| GOAL |
In this exercise, return the whole listing exactly, excluding any images.

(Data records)
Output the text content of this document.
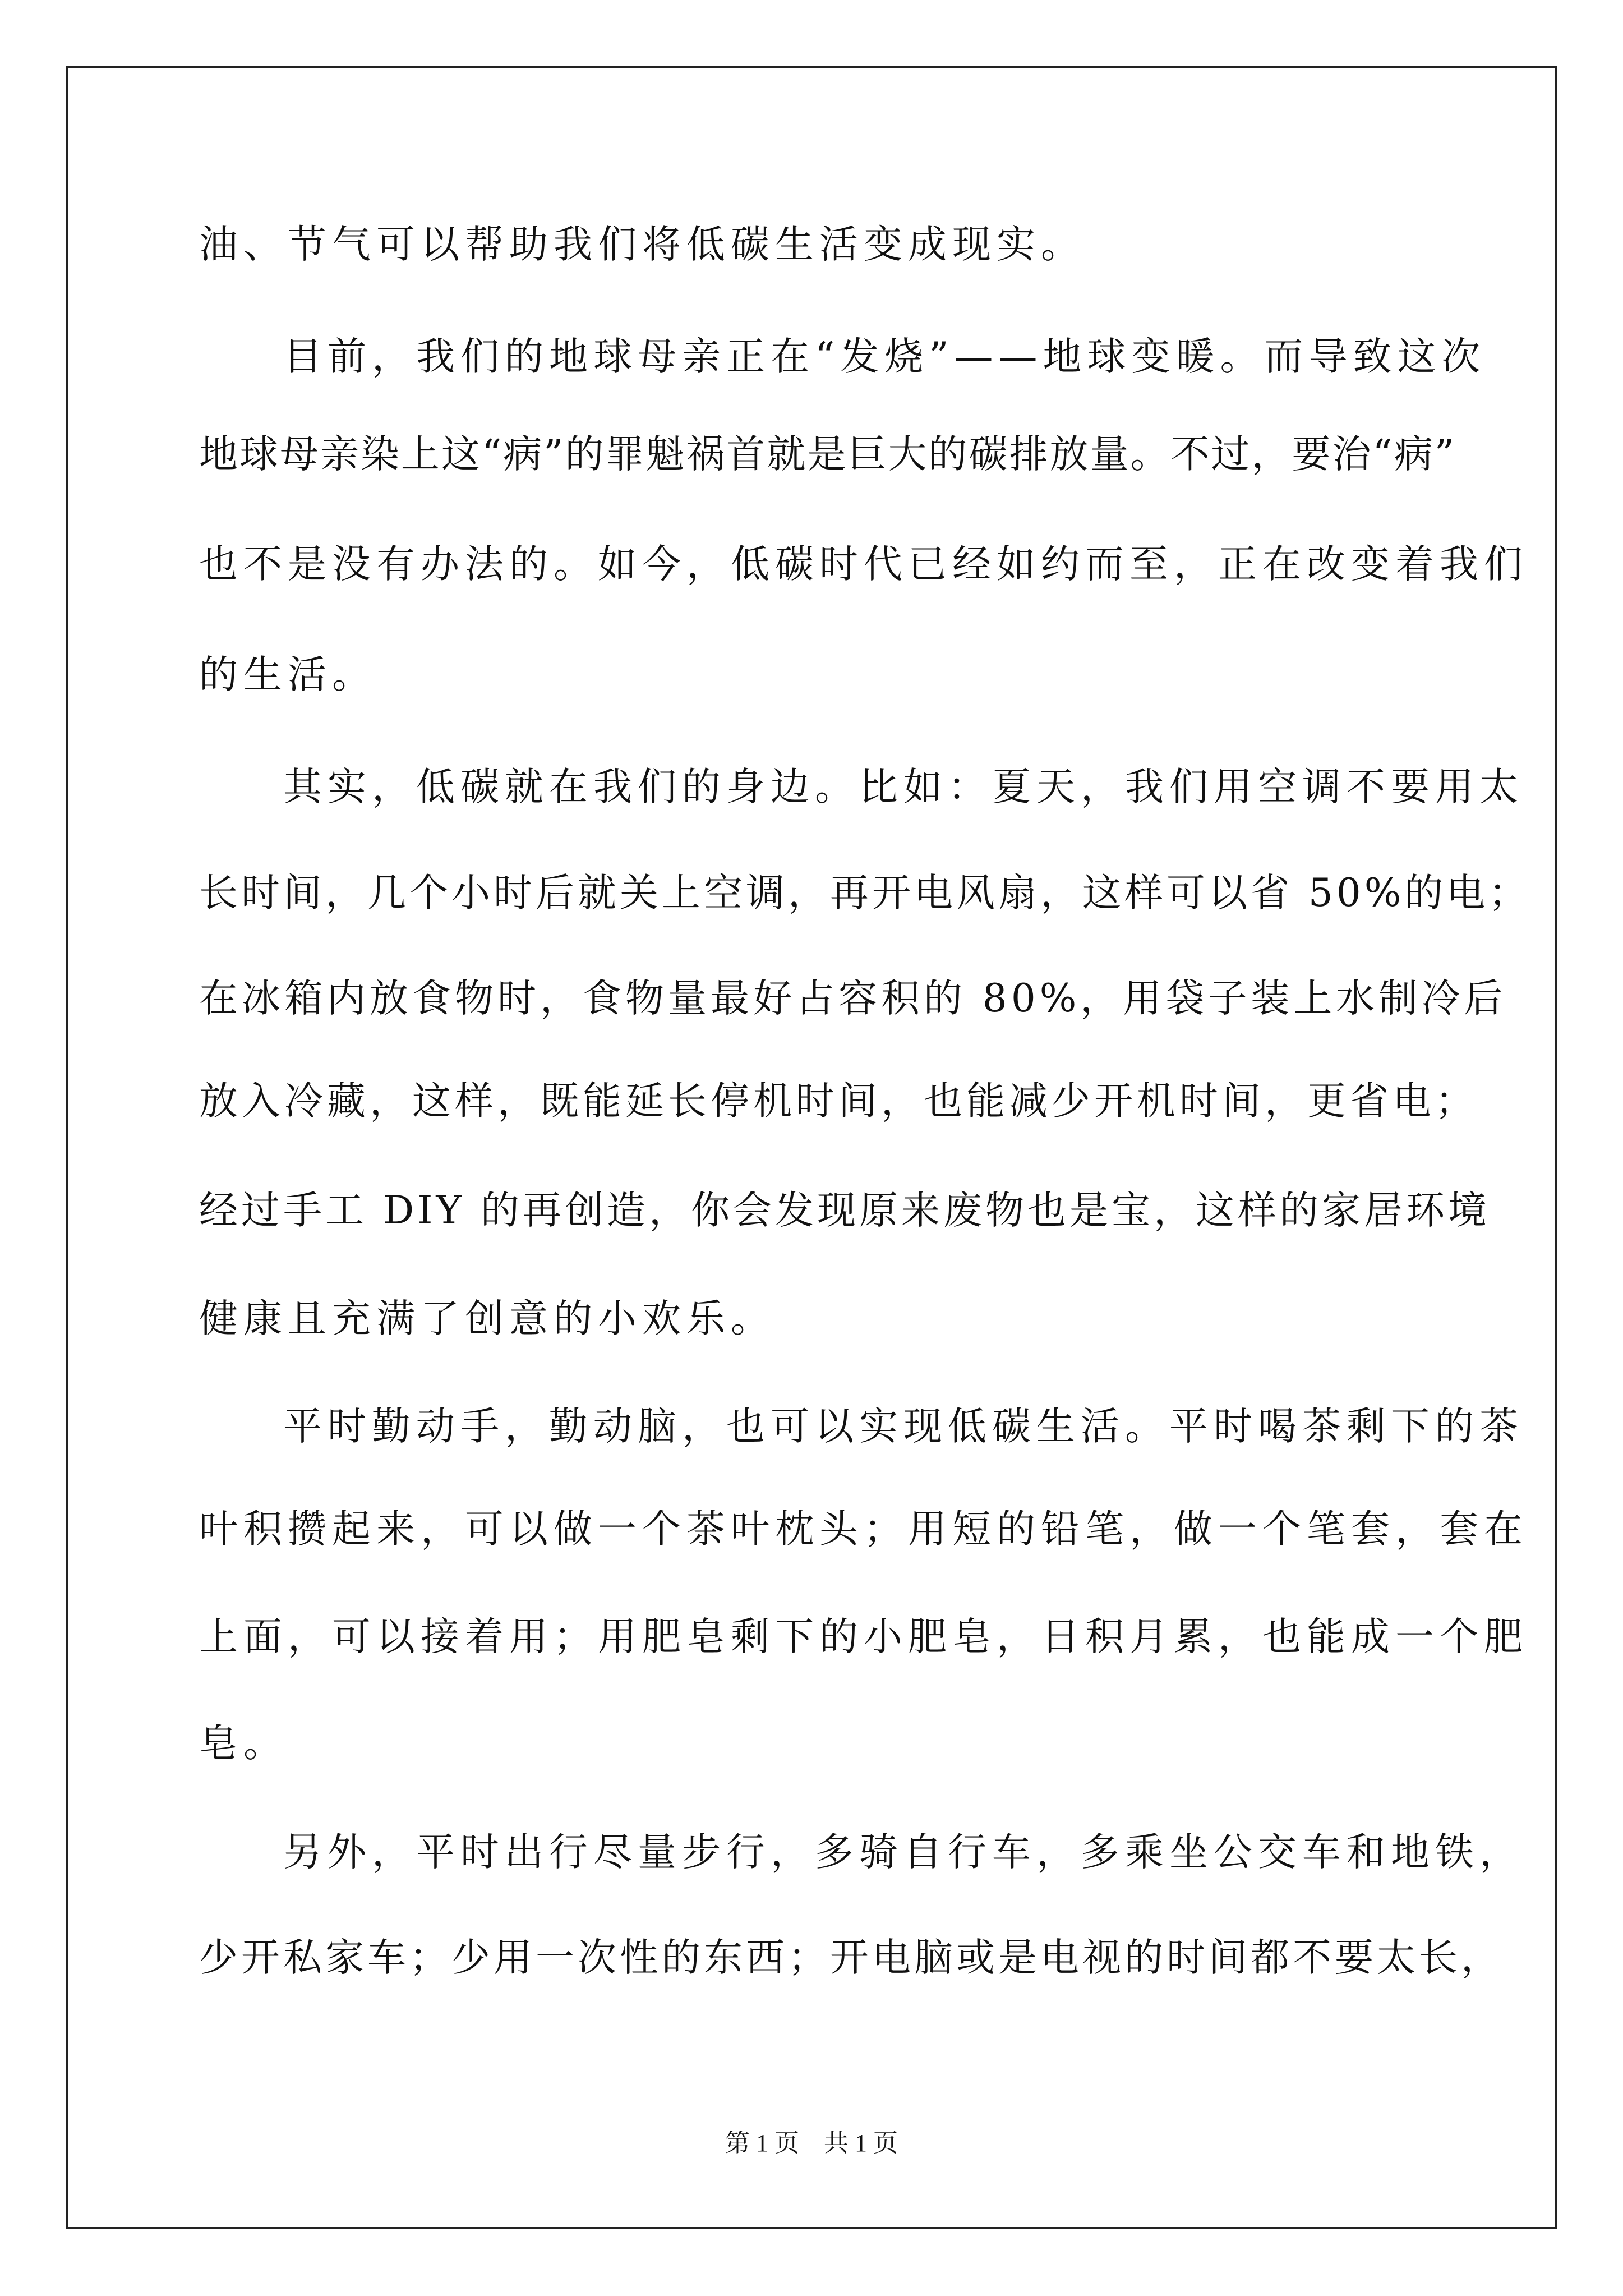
油、节气可以帮助我们将低碳生活变成现实。
目前，我们的地球母亲正在“发烧”——地球变暖。而导致这次
地球母亲染上这“病”的罪魁祸首就是巨大的碳排放量。不过，要治“病”
也不是没有办法的。如今，低碳时代已经如约而至，正在改变着我们
的生活。
其实，低碳就在我们的身边。比如：夏天，我们用空调不要用太
长时间，几个小时后就关上空调，再开电风扇，这样可以省 50%的电；
在冰箱内放食物时，食物量最好占容积的 80%，用袋子装上水制冷后
放入冷藏，这样，既能延长停机时间，也能减少开机时间，更省电；
经过手工 DIY 的再创造，你会发现原来废物也是宝，这样的家居环境
健康且充满了创意的小欢乐。
平时勤动手，勤动脑，也可以实现低碳生活。平时喝茶剩下的茶
叶积攒起来，可以做一个茶叶枕头；用短的铅笔，做一个笔套，套在
上面，可以接着用；用肥皂剩下的小肥皂，日积月累，也能成一个肥
皂。
另外，平时出行尽量步行，多骑自行车，多乘坐公交车和地铁，
少开私家车；少用一次性的东西；开电脑或是电视的时间都不要太长，
第 1 页　共 1 页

| THE RESPONSE |
Output the text content of this document.
油、节气可以帮助我们将低碳生活变成现实。
目前，我们的地球母亲正在“发烧”——地球变暖。而导致这次
地球母亲染上这“病”的罪魁祸首就是巨大的碳排放量。不过，要治“病”
也不是没有办法的。如今，低碳时代已经如约而至，正在改变着我们
的生活。
其实，低碳就在我们的身边。比如：夏天，我们用空调不要用太
长时间，几个小时后就关上空调，再开电风扇，这样可以省 50%的电；
在冰箱内放食物时，食物量最好占容积的 80%，用袋子装上水制冷后
放入冷藏，这样，既能延长停机时间，也能减少开机时间，更省电；
经过手工 DIY 的再创造，你会发现原来废物也是宝，这样的家居环境
健康且充满了创意的小欢乐。
平时勤动手，勤动脑，也可以实现低碳生活。平时喝茶剩下的茶
叶积攒起来，可以做一个茶叶枕头；用短的铅笔，做一个笔套，套在
上面，可以接着用；用肥皂剩下的小肥皂，日积月累，也能成一个肥
皂。
另外，平时出行尽量步行，多骑自行车，多乘坐公交车和地铁，
少开私家车；少用一次性的东西；开电脑或是电视的时间都不要太长，
第 1 页　共 1 页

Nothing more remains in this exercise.